■ **PROBLEM STATEMENT**
Retype each entry below, keeping every character the same.

(Excerpt from a dataset)
———

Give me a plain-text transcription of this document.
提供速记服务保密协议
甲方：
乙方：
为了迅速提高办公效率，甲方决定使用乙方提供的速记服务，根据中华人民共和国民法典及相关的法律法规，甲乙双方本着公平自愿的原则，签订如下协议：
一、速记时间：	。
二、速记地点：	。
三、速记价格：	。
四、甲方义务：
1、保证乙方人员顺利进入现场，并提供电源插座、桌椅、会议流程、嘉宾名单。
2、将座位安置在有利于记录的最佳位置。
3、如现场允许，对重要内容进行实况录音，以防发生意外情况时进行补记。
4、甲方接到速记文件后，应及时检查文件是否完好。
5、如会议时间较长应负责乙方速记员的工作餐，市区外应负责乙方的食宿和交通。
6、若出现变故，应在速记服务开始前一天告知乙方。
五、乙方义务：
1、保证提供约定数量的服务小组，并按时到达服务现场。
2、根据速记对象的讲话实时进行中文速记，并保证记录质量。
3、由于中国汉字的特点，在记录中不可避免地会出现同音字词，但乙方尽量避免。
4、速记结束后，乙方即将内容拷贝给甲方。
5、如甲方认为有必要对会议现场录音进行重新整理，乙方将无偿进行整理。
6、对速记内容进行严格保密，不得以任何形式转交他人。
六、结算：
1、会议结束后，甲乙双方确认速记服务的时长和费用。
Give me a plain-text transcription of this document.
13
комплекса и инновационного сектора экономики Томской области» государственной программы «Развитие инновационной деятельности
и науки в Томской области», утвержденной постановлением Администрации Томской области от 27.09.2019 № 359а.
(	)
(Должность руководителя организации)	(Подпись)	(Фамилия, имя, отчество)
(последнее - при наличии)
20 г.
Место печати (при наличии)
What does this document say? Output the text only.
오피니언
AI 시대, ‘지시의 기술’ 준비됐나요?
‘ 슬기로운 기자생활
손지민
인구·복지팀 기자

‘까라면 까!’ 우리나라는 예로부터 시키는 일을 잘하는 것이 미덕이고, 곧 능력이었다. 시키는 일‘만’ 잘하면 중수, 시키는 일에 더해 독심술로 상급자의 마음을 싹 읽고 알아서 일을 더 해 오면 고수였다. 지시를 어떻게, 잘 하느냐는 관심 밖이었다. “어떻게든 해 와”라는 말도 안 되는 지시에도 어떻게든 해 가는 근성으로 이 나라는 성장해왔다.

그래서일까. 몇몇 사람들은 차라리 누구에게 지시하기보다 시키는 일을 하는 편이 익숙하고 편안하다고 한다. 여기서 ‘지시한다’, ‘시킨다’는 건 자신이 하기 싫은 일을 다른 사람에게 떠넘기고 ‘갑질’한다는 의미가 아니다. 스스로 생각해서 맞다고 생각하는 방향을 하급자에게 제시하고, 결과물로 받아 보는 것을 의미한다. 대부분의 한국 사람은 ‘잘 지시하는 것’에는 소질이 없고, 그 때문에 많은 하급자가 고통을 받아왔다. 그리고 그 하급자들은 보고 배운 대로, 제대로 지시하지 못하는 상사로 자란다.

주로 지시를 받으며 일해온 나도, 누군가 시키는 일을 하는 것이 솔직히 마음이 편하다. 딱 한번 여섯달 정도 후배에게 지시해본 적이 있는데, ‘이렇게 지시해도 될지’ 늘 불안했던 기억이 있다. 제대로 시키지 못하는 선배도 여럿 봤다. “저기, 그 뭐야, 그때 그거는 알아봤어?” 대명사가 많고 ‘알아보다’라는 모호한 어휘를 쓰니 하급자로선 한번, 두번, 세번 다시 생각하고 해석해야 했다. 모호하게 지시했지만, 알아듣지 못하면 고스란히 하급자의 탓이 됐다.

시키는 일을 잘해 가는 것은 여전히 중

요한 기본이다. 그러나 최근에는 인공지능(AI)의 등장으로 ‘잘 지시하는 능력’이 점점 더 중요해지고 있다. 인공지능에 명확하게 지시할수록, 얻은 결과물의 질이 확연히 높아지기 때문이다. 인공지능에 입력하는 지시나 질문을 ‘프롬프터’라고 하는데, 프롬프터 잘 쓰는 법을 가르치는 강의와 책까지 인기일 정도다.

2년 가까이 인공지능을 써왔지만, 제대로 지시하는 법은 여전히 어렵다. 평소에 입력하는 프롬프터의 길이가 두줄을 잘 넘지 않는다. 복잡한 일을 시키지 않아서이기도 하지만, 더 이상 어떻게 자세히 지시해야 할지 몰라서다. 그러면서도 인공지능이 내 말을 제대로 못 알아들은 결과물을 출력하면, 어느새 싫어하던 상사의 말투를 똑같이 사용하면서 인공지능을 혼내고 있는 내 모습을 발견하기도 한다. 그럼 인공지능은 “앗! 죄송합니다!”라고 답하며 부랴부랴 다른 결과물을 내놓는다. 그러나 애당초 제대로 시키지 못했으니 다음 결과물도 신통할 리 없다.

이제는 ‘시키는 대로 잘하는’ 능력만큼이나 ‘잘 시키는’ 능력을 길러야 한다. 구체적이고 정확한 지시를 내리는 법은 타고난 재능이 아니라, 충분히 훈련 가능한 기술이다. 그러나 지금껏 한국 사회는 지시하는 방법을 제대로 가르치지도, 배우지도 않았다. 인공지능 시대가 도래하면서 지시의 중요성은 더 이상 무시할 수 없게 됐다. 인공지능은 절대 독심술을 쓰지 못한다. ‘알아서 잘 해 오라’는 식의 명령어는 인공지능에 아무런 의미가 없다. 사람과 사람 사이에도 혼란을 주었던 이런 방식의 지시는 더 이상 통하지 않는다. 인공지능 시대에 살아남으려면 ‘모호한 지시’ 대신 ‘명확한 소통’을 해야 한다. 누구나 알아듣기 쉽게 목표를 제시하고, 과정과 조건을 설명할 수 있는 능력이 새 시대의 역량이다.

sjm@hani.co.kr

———

■ **ANSWER TO THIS TASK**
Give me a plain-text transcription of this document.
提供速记服务保密协议
甲方：
乙方：
为了迅速提高办公效率，甲方决定使用乙方提供的速记服务，根据中华人民共和国民法典及相关的法律法规，甲乙双方本着公平自愿的原则，签订如下协议：
一、速记时间：	。
二、速记地点：	。
三、速记价格：	。
四、甲方义务：
1、保证乙方人员顺利进入现场，并提供电源插座、桌椅、会议流程、嘉宾名单。
2、将座位安置在有利于记录的最佳位置。
3、如现场允许，对重要内容进行实况录音，以防发生意外情况时进行补记。
4、甲方接到速记文件后，应及时检查文件是否完好。
5、如会议时间较长应负责乙方速记员的工作餐，市区外应负责乙方的食宿和交通。
6、若出现变故，应在速记服务开始前一天告知乙方。
五、乙方义务：
1、保证提供约定数量的服务小组，并按时到达服务现场。
2、根据速记对象的讲话实时进行中文速记，并保证记录质量。
3、由于中国汉字的特点，在记录中不可避免地会出现同音字词，但乙方尽量避免。
4、速记结束后，乙方即将内容拷贝给甲方。
5、如甲方认为有必要对会议现场录音进行重新整理，乙方将无偿进行整理。
6、对速记内容进行严格保密，不得以任何形式转交他人。
六、结算：
1、会议结束后，甲乙双方确认速记服务的时长和费用。
Give me a plain-text transcription of this document.
13
комплекса и инновационного сектора экономики Томской области» государственной программы «Развитие инновационной деятельности
и науки в Томской области», утвержденной постановлением Администрации Томской области от 27.09.2019 № 359а.
(	)
(Должность руководителя организации)	(Подпись)	(Фамилия, имя, отчество)
(последнее - при наличии)
20 г.
Место печати (при наличии)
What does this document say? Output the text only.
오피니언
AI 시대, ‘지시의 기술’ 준비됐나요?
‘ 슬기로운 기자생활
손지민
인구·복지팀 기자

‘까라면 까!’ 우리나라는 예로부터 시키는 일을 잘하는 것이 미덕이고, 곧 능력이었다. 시키는 일‘만’ 잘하면 중수, 시키는 일에 더해 독심술로 상급자의 마음을 싹 읽고 알아서 일을 더 해 오면 고수였다. 지시를 어떻게, 잘 하느냐는 관심 밖이었다. “어떻게든 해 와”라는 말도 안 되는 지시에도 어떻게든 해 가는 근성으로 이 나라는 성장해왔다.

그래서일까. 몇몇 사람들은 차라리 누구에게 지시하기보다 시키는 일을 하는 편이 익숙하고 편안하다고 한다. 여기서 ‘지시한다’, ‘시킨다’는 건 자신이 하기 싫은 일을 다른 사람에게 떠넘기고 ‘갑질’한다는 의미가 아니다. 스스로 생각해서 맞다고 생각하는 방향을 하급자에게 제시하고, 결과물로 받아 보는 것을 의미한다. 대부분의 한국 사람은 ‘잘 지시하는 것’에는 소질이 없고, 그 때문에 많은 하급자가 고통을 받아왔다. 그리고 그 하급자들은 보고 배운 대로, 제대로 지시하지 못하는 상사로 자란다.

주로 지시를 받으며 일해온 나도, 누군가 시키는 일을 하는 것이 솔직히 마음이 편하다. 딱 한번 여섯달 정도 후배에게 지시해본 적이 있는데, ‘이렇게 지시해도 될지’ 늘 불안했던 기억이 있다. 제대로 시키지 못하는 선배도 여럿 봤다. “저기, 그 뭐야, 그때 그거는 알아봤어?” 대명사가 많고 ‘알아보다’라는 모호한 어휘를 쓰니 하급자로선 한번, 두번, 세번 다시 생각하고 해석해야 했다. 모호하게 지시했지만, 알아듣지 못하면 고스란히 하급자의 탓이 됐다.

시키는 일을 잘해 가는 것은 여전히 중

요한 기본이다. 그러나 최근에는 인공지능(AI)의 등장으로 ‘잘 지시하는 능력’이 점점 더 중요해지고 있다. 인공지능에 명확하게 지시할수록, 얻은 결과물의 질이 확연히 높아지기 때문이다. 인공지능에 입력하는 지시나 질문을 ‘프롬프터’라고 하는데, 프롬프터 잘 쓰는 법을 가르치는 강의와 책까지 인기일 정도다.

2년 가까이 인공지능을 써왔지만, 제대로 지시하는 법은 여전히 어렵다. 평소에 입력하는 프롬프터의 길이가 두줄을 잘 넘지 않는다. 복잡한 일을 시키지 않아서이기도 하지만, 더 이상 어떻게 자세히 지시해야 할지 몰라서다. 그러면서도 인공지능이 내 말을 제대로 못 알아들은 결과물을 출력하면, 어느새 싫어하던 상사의 말투를 똑같이 사용하면서 인공지능을 혼내고 있는 내 모습을 발견하기도 한다. 그럼 인공지능은 “앗! 죄송합니다!”라고 답하며 부랴부랴 다른 결과물을 내놓는다. 그러나 애당초 제대로 시키지 못했으니 다음 결과물도 신통할 리 없다.

이제는 ‘시키는 대로 잘하는’ 능력만큼이나 ‘잘 시키는’ 능력을 길러야 한다. 구체적이고 정확한 지시를 내리는 법은 타고난 재능이 아니라, 충분히 훈련 가능한 기술이다. 그러나 지금껏 한국 사회는 지시하는 방법을 제대로 가르치지도, 배우지도 않았다. 인공지능 시대가 도래하면서 지시의 중요성은 더 이상 무시할 수 없게 됐다. 인공지능은 절대 독심술을 쓰지 못한다. ‘알아서 잘 해 오라’는 식의 명령어는 인공지능에 아무런 의미가 없다. 사람과 사람 사이에도 혼란을 주었던 이런 방식의 지시는 더 이상 통하지 않는다. 인공지능 시대에 살아남으려면 ‘모호한 지시’ 대신 ‘명확한 소통’을 해야 한다. 누구나 알아듣기 쉽게 목표를 제시하고, 과정과 조건을 설명할 수 있는 능력이 새 시대의 역량이다.

sjm@hani.co.kr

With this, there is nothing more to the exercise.